Brief ::
Find and copy each line of the records where the string "JSON" shows up.

Data provided ::
---+---
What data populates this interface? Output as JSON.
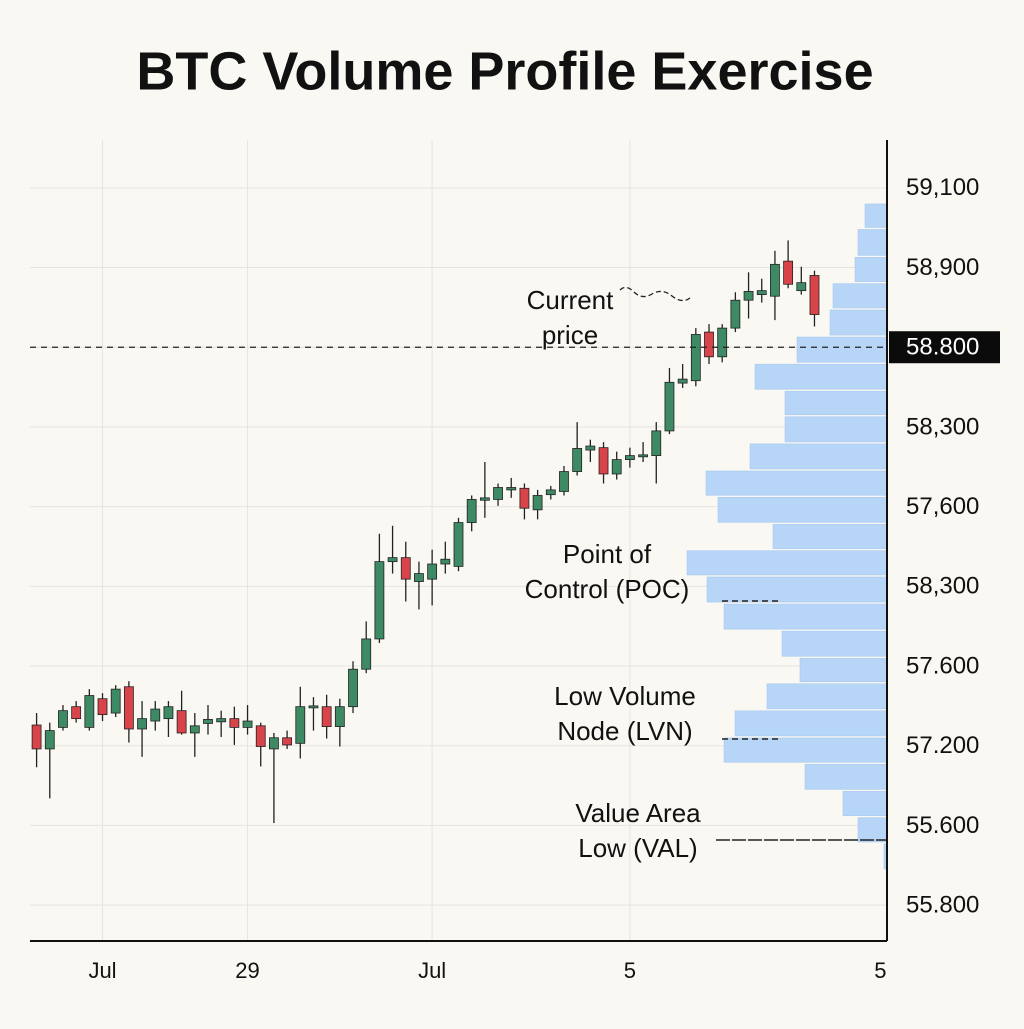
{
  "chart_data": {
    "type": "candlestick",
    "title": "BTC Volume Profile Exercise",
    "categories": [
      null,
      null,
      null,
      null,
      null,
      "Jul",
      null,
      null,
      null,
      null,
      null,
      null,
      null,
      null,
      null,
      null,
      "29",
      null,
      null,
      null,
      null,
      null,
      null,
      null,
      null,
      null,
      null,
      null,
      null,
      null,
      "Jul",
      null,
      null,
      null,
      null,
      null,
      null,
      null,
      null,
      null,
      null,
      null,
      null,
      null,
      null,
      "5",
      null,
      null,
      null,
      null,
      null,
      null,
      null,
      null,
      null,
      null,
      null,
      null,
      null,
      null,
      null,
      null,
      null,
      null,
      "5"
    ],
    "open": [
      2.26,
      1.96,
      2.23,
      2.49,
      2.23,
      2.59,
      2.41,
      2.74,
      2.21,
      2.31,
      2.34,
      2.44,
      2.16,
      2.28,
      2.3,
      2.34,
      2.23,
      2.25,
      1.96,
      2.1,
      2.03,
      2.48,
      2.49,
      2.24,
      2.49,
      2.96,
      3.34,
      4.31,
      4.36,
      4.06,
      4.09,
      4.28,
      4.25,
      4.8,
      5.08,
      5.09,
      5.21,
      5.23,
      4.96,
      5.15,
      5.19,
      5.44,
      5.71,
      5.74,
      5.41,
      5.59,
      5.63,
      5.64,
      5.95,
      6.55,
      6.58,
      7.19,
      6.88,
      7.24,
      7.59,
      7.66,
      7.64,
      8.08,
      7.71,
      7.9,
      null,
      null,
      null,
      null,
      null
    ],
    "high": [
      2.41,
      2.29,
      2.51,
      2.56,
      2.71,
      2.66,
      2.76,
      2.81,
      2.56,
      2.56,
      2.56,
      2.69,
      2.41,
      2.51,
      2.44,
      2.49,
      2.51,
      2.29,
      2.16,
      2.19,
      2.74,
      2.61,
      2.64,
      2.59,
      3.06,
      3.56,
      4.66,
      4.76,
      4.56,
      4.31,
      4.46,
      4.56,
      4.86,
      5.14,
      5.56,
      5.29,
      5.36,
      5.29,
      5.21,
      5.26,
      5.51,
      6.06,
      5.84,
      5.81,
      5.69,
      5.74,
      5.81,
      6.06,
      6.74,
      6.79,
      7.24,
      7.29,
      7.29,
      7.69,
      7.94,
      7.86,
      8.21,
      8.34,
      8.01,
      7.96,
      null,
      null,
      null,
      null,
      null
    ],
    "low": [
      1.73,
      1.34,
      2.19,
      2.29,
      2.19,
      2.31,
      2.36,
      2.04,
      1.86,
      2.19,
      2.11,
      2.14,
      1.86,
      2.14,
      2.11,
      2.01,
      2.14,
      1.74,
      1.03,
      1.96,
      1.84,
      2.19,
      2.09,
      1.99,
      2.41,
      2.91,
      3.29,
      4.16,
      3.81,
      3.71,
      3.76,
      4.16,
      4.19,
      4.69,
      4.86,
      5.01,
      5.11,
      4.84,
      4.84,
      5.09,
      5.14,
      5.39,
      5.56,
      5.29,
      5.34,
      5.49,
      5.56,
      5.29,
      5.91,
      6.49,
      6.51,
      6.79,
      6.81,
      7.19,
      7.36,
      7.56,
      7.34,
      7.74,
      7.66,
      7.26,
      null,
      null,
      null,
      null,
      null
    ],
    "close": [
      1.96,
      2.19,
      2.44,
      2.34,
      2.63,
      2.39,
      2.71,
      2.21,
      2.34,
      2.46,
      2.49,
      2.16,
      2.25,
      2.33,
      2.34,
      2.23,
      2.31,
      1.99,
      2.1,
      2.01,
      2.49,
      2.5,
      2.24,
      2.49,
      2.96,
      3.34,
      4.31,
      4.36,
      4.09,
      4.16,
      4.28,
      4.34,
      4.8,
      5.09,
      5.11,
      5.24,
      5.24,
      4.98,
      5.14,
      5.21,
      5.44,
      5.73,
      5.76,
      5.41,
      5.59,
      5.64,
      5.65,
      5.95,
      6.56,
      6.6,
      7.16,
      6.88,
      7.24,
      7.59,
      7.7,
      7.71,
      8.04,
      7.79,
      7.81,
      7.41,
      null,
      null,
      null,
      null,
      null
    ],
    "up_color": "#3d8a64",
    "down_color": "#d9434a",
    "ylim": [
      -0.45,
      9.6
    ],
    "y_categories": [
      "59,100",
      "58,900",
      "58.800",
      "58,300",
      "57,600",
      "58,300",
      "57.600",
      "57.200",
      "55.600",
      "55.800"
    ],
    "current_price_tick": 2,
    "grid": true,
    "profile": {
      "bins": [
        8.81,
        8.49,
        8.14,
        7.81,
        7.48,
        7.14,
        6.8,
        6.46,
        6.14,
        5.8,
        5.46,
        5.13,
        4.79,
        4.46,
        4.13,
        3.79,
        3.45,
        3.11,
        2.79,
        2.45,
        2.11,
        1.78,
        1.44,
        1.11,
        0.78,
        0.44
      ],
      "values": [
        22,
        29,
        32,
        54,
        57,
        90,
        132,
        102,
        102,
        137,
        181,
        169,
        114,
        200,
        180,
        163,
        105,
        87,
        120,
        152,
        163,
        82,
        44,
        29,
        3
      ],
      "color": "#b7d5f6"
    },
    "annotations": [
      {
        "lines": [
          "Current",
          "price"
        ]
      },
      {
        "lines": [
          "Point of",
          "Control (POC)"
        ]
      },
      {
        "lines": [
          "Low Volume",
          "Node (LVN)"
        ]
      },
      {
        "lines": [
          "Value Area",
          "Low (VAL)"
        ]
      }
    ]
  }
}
---+---
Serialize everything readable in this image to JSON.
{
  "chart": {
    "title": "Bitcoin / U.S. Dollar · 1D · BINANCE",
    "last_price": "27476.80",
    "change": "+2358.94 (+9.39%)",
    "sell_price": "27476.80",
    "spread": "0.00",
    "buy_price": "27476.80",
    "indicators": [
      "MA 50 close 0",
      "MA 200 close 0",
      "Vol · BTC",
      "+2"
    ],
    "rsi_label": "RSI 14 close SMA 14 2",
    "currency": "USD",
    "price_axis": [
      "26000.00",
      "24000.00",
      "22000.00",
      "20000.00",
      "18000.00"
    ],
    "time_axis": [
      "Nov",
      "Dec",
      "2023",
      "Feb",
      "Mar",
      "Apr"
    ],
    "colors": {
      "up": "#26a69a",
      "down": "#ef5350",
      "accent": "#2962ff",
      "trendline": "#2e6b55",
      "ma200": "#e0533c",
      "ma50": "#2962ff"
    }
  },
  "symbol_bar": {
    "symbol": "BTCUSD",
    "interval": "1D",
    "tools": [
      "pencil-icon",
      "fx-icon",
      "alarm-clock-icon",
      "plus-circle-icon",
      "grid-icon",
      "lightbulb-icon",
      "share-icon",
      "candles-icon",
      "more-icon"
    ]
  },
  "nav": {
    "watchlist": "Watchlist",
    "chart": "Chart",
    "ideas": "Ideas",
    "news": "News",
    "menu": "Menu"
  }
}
---+---
In response ::
What data populates this interface? Output as JSON.
Serialize everything readable in this image to JSON.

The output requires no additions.